Data for this task |
* * * * * * * * *

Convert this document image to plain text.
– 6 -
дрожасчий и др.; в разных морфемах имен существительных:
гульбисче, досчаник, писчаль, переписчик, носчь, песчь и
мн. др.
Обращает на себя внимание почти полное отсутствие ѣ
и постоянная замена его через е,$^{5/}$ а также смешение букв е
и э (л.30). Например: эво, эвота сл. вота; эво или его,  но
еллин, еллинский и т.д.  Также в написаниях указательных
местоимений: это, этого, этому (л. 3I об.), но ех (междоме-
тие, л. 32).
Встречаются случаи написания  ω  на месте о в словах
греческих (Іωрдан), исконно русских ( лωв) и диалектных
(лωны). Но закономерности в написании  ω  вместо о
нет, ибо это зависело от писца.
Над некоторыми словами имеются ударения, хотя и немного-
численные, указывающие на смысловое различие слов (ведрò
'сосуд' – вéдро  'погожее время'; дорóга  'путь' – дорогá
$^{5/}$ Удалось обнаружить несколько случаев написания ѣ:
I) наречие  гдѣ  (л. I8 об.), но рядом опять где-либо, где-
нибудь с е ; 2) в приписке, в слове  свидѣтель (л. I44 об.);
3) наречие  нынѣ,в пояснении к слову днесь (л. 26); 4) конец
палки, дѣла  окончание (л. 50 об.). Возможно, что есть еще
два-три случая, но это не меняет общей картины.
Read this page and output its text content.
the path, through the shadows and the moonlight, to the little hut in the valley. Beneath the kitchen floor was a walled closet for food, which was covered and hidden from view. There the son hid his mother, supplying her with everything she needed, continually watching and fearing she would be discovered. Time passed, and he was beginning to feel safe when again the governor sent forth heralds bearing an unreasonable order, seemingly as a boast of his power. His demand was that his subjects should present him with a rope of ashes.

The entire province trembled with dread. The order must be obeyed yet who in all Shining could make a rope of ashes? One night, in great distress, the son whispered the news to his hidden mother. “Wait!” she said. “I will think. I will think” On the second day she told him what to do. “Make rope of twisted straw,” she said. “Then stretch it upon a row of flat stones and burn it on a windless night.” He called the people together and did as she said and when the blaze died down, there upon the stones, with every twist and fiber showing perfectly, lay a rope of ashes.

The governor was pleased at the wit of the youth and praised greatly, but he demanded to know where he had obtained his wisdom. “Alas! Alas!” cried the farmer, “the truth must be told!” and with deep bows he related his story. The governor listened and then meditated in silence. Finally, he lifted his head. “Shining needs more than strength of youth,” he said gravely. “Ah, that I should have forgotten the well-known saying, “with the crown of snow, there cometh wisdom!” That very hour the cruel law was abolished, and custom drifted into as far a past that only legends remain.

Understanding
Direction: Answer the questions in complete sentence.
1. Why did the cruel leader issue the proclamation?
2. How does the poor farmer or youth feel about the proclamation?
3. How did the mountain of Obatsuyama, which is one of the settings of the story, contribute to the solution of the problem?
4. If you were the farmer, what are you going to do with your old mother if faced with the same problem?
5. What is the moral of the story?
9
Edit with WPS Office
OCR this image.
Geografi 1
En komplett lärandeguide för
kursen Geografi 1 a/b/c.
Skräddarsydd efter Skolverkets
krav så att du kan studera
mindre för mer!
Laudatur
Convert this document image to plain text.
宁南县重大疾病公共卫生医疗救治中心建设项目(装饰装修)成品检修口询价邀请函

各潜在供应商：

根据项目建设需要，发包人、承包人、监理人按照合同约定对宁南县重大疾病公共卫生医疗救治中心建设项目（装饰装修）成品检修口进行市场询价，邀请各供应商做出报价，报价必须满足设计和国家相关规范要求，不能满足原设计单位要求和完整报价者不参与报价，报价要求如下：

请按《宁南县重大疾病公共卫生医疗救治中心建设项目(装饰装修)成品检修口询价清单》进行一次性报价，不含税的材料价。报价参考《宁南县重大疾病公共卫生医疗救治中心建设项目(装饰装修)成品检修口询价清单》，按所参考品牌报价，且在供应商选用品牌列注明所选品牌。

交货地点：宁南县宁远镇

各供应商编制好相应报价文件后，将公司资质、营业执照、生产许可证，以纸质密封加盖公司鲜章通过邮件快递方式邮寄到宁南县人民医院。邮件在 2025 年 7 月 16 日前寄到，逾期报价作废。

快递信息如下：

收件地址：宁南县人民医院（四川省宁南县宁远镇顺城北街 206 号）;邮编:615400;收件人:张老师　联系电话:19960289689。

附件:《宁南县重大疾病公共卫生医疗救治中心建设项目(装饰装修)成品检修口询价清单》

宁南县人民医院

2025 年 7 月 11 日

* * * * * * * * *

Task description | Gather all lines from the listing above in which "成品检修口询价清单" occurs.

Written answer |
请按《宁南县重大疾病公共卫生医疗救治中心建设项目(装饰装修)成品检修口询价清单》进行一次性报价，不含税的材料价。报价参考《宁南县重大疾病公共卫生医疗救治中心建设项目(装饰装修)成品检修口询价清单》，按所参考品牌报价，且在供应商选用品牌列注明所选品牌。
附件:《宁南县重大疾病公共卫生医疗救治中心建设项目(装饰装修)成品检修口询价清单》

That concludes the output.